• _What to do_
Report, word for word, every line of the material that contains "Autonomie".

[Stored data entries]
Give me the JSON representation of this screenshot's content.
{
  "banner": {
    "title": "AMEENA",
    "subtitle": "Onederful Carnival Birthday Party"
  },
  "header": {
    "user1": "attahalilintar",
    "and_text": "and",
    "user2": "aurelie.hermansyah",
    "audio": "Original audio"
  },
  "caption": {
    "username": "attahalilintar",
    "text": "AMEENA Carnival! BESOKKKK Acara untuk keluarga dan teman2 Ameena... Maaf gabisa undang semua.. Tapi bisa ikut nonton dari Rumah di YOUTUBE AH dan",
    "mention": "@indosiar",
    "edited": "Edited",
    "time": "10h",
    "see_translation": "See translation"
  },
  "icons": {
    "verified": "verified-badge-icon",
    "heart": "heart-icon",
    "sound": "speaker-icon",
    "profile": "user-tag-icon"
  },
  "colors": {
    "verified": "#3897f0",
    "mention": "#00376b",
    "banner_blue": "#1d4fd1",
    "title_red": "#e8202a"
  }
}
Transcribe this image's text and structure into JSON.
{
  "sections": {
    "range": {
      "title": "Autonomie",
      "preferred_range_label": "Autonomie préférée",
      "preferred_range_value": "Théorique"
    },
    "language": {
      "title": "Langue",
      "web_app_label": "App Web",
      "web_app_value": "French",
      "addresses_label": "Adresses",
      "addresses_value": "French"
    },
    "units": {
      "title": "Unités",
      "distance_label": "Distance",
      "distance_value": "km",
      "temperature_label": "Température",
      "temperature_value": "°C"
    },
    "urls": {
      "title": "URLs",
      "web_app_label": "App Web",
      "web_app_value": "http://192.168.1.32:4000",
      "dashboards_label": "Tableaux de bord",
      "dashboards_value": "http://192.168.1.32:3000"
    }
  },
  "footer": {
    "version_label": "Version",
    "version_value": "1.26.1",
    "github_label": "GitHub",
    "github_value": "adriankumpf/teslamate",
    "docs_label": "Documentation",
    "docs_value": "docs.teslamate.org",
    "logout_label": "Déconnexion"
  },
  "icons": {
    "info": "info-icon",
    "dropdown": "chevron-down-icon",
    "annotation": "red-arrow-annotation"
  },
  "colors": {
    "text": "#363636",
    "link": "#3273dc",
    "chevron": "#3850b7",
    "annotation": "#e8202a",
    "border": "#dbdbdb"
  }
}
--
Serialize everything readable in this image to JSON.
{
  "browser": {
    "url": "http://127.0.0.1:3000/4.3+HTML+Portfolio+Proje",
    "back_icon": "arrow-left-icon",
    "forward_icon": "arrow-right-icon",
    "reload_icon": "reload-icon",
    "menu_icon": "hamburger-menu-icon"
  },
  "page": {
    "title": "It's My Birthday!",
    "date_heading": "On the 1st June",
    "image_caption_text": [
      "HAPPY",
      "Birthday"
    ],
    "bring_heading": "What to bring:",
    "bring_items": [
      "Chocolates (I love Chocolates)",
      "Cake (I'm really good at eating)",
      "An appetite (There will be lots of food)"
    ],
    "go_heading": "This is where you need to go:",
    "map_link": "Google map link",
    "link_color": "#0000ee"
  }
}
--
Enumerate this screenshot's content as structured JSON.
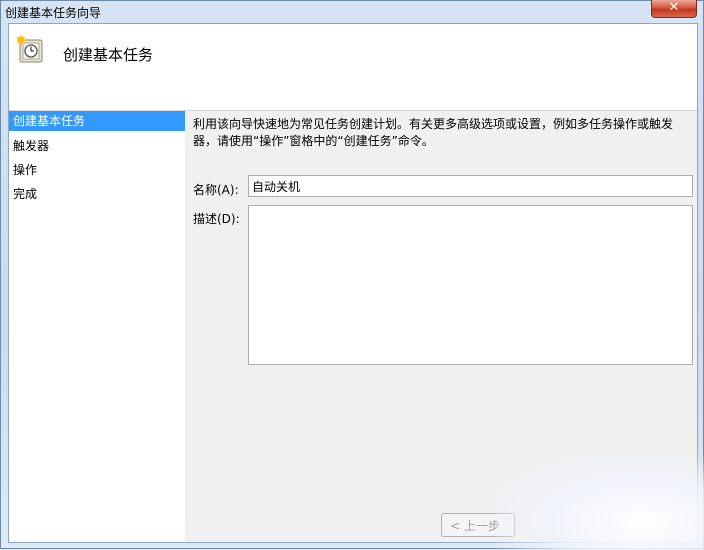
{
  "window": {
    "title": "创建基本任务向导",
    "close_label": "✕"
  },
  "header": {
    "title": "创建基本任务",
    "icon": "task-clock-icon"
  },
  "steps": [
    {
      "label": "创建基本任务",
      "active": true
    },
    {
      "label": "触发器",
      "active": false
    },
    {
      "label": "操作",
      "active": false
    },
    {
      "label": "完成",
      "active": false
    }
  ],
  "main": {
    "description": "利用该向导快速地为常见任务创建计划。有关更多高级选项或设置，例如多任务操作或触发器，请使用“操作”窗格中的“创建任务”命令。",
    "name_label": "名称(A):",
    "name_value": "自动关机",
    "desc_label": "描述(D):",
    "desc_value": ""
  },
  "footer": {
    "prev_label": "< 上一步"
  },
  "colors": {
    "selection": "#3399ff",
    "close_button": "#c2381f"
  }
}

• _Correct output_
      "title": "Autonomie",
      "preferred_range_label": "Autonomie préférée",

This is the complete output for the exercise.